### SHORT EXERCISE
Copy out all lines carrying the word "this".

### LISTED RECORDS
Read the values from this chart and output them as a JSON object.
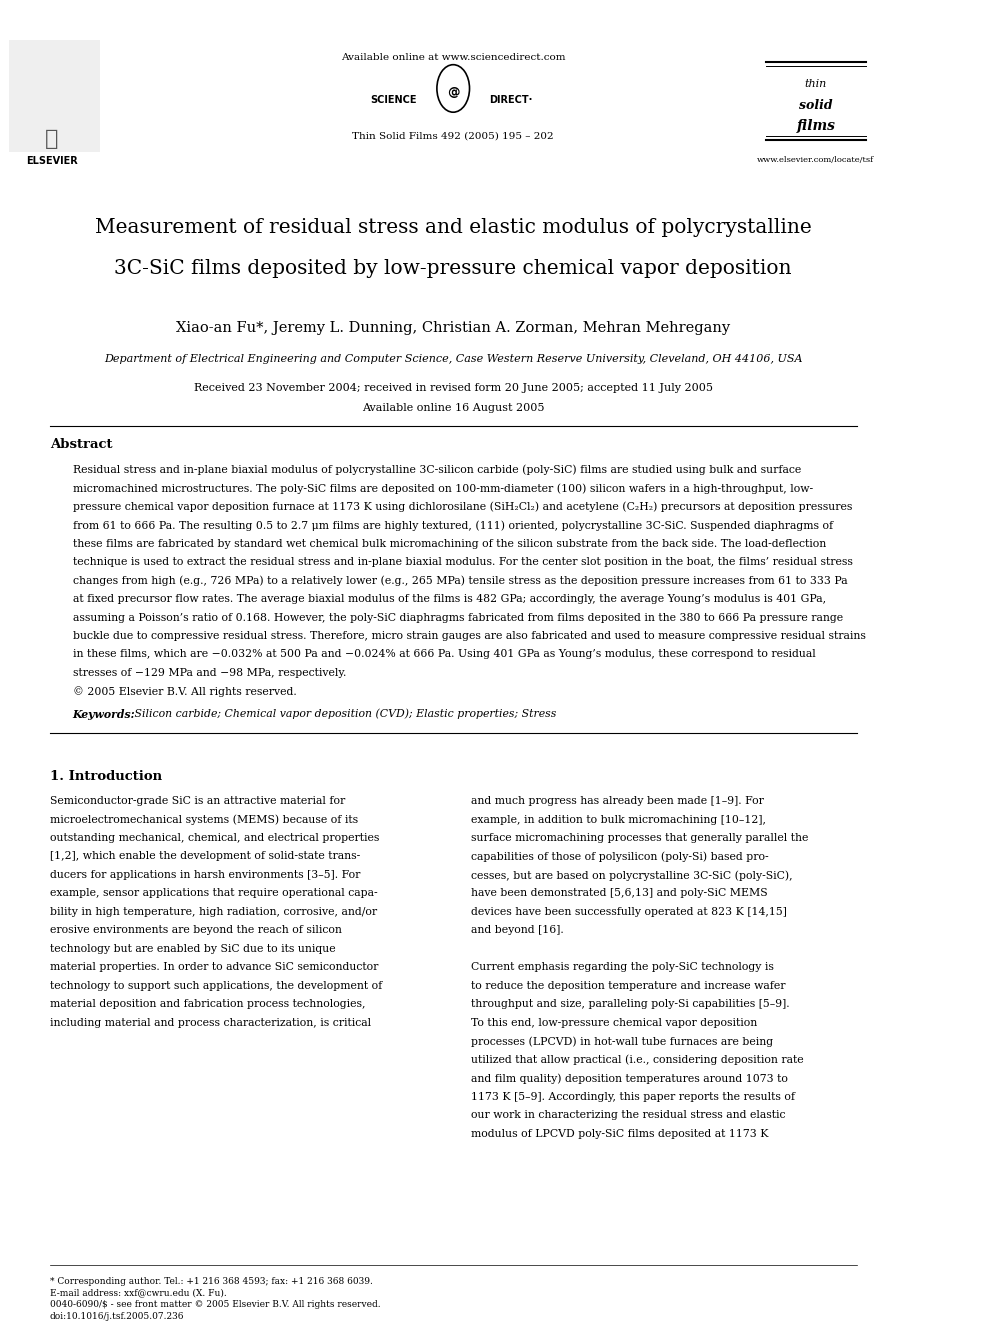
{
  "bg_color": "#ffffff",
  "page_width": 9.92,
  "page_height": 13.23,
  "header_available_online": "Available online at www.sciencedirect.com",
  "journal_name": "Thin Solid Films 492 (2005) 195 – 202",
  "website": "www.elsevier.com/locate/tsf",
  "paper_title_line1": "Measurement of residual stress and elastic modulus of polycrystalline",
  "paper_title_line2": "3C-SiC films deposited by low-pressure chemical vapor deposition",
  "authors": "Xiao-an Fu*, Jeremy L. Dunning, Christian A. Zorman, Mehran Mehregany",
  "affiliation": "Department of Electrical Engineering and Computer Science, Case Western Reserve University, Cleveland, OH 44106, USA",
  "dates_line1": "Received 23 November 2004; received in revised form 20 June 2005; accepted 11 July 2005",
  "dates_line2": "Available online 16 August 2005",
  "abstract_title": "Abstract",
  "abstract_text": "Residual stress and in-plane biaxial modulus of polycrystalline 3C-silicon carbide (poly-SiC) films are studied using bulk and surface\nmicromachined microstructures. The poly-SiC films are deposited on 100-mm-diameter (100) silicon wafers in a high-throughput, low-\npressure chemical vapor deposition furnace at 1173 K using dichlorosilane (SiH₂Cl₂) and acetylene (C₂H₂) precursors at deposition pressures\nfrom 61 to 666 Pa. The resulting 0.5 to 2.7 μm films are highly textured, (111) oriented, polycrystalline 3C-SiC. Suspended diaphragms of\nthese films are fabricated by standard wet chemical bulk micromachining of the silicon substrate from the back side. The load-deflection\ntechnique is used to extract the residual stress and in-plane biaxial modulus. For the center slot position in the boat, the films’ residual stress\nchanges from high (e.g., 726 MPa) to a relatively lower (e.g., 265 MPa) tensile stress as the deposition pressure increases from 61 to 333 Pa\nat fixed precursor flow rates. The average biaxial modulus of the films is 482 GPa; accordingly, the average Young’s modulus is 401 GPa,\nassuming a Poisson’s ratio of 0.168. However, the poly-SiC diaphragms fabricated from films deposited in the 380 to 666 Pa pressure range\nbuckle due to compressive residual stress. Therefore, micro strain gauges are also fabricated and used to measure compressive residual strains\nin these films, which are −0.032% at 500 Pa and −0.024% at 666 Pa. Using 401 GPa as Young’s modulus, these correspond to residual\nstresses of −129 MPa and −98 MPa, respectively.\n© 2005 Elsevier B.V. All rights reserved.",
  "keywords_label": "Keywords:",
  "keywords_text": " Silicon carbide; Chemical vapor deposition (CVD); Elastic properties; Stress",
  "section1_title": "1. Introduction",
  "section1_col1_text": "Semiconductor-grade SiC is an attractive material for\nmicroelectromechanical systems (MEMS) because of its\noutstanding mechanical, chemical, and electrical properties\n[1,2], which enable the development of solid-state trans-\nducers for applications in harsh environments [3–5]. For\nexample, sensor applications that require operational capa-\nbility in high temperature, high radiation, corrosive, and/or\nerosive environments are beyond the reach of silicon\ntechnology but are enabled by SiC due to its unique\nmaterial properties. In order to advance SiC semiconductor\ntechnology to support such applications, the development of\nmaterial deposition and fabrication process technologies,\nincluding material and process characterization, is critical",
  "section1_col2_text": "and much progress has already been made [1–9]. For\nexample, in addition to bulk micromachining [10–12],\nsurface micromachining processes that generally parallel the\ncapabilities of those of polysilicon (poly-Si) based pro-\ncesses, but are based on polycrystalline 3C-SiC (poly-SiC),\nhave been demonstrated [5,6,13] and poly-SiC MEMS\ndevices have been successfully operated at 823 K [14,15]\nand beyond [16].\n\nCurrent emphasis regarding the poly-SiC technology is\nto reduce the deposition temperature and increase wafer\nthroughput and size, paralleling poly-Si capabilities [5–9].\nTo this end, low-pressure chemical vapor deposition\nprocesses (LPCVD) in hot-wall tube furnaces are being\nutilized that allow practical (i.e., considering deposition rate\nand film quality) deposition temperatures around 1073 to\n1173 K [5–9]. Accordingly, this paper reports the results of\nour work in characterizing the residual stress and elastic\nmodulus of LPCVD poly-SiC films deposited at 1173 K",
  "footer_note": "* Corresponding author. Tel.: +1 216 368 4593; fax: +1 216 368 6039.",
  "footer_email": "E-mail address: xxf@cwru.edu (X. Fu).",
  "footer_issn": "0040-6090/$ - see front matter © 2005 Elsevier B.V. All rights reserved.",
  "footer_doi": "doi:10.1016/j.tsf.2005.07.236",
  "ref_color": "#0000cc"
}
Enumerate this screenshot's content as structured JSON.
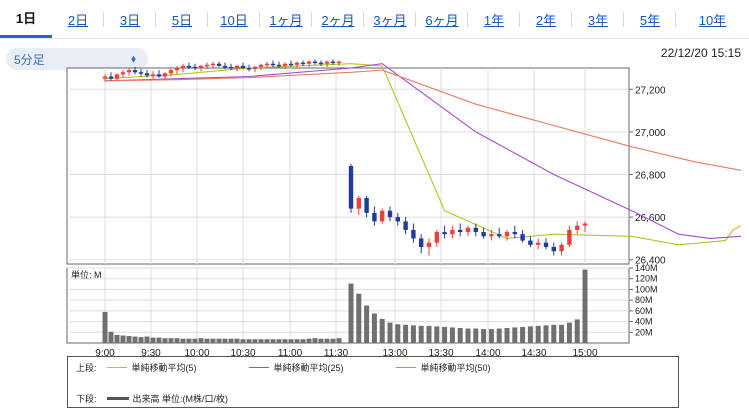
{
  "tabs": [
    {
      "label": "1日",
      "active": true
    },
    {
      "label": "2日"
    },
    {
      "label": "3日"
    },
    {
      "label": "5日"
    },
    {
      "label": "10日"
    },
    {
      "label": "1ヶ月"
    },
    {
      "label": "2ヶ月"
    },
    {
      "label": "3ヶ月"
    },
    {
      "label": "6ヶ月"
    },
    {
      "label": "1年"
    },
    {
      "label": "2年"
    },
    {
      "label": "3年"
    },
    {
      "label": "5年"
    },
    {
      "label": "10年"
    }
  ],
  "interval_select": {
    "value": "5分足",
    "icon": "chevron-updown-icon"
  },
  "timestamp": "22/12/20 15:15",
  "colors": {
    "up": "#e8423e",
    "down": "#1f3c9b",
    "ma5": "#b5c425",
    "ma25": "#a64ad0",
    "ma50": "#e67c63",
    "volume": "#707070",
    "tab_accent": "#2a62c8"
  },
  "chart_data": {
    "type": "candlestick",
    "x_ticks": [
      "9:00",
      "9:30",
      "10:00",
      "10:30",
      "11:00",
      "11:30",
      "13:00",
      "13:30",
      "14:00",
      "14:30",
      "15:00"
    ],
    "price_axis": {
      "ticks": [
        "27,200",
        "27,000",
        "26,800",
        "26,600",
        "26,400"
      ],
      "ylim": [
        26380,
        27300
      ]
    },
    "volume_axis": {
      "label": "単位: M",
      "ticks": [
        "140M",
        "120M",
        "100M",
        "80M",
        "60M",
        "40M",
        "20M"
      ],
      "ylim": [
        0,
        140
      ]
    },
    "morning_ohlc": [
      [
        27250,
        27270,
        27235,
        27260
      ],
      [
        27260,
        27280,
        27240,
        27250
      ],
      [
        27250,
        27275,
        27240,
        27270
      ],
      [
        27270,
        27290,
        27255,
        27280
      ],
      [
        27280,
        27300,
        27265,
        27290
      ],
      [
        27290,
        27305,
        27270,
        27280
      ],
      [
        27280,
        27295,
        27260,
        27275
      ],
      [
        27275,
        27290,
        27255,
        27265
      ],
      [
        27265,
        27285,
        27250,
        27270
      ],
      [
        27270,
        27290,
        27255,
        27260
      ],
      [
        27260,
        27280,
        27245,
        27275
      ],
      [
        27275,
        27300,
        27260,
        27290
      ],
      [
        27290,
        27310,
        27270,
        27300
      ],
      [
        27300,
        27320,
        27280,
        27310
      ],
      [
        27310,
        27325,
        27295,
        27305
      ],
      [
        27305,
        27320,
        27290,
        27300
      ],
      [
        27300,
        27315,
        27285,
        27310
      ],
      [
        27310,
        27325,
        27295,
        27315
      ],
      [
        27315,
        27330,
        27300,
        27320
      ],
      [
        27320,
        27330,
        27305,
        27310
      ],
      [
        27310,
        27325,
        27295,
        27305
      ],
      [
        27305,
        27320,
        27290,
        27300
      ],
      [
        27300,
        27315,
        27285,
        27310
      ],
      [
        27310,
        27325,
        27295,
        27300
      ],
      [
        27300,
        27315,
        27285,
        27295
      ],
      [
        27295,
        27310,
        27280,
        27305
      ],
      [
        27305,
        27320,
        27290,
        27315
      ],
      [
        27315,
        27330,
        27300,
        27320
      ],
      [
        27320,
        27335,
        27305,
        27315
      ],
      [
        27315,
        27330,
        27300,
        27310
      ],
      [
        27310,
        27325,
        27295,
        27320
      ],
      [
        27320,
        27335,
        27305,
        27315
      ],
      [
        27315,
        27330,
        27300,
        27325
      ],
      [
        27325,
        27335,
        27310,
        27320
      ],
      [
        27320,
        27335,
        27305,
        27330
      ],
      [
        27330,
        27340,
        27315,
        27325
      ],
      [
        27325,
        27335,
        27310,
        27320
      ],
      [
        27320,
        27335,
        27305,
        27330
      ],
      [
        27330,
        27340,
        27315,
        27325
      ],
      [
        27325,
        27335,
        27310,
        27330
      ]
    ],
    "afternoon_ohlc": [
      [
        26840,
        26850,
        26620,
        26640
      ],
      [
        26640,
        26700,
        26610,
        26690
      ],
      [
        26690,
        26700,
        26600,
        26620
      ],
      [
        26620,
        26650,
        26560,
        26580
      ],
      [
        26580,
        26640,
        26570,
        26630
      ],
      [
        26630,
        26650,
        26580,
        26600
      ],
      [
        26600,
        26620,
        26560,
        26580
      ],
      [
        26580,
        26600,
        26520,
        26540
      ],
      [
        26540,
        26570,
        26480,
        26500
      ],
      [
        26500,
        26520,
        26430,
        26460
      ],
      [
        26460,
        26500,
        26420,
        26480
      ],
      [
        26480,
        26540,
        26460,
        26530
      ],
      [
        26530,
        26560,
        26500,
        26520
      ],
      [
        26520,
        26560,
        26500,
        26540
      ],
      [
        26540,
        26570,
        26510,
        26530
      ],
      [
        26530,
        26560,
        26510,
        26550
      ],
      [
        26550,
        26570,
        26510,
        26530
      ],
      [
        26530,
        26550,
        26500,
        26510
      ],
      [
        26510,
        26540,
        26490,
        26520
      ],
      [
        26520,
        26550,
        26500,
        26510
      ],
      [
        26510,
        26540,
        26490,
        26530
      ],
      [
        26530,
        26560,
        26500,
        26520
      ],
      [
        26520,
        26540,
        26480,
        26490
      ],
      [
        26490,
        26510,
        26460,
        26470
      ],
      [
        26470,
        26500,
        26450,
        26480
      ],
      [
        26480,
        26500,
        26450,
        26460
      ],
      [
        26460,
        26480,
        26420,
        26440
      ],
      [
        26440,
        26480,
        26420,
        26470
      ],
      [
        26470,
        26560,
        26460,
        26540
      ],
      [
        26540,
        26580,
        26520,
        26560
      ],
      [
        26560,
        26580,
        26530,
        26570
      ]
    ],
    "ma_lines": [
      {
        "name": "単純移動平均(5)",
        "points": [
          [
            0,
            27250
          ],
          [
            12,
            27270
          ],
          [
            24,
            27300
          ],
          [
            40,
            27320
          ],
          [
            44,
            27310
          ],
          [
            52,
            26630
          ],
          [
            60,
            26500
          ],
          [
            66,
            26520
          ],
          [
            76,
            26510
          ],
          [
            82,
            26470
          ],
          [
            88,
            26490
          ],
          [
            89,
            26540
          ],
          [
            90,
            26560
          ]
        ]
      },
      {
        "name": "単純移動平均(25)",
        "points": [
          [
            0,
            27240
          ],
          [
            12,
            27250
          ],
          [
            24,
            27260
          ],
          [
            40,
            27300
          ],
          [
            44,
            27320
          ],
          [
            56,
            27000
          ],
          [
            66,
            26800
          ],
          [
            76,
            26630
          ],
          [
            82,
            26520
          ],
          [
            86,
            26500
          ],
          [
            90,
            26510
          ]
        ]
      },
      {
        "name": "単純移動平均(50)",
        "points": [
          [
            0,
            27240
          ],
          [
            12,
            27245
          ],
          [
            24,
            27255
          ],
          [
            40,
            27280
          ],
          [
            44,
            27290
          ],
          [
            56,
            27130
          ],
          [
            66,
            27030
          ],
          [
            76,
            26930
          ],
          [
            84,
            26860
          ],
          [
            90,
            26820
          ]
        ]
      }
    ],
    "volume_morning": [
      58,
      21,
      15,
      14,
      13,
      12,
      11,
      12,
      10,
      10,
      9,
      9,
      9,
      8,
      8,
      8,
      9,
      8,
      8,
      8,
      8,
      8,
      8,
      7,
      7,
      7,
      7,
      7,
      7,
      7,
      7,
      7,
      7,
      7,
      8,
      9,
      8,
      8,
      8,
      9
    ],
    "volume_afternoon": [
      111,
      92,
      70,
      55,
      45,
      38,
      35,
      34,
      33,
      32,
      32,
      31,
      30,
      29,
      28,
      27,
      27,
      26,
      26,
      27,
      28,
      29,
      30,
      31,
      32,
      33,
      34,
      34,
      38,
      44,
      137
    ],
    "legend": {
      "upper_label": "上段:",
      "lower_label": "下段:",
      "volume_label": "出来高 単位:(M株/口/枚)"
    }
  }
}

### RESPONSE
Read the values from this chart and output them as a JSON object.
  "section1_col2_text": "and much progress has already been made [1–9]. For\nexample, in addition to bulk micromachining [10–12],\nsurface micromachining processes that generally parallel the\ncapabilities of those of polysilicon (poly-Si) based pro-\ncesses, but are based on polycrystalline 3C-SiC (poly-SiC),\nhave been demonstrated [5,6,13] and poly-SiC MEMS\ndevices have been successfully operated at 823 K [14,15]\nand beyond [16].\n\nCurrent emphasis regarding the poly-SiC technology is\nto reduce the deposition temperature and increase wafer\nthroughput and size, paralleling poly-Si capabilities [5–9].\nTo this end, low-pressure chemical vapor deposition\nprocesses (LPCVD) in hot-wall tube furnaces are being\nutilized that allow practical (i.e., considering deposition rate\nand film quality) deposition temperatures around 1073 to\n1173 K [5–9]. Accordingly, this paper reports the results of\nour work in characterizing the residual stress and elastic\nmodulus of LPCVD poly-SiC films deposited at 1173 K",
Enumerate this screenshot's content as structured JSON.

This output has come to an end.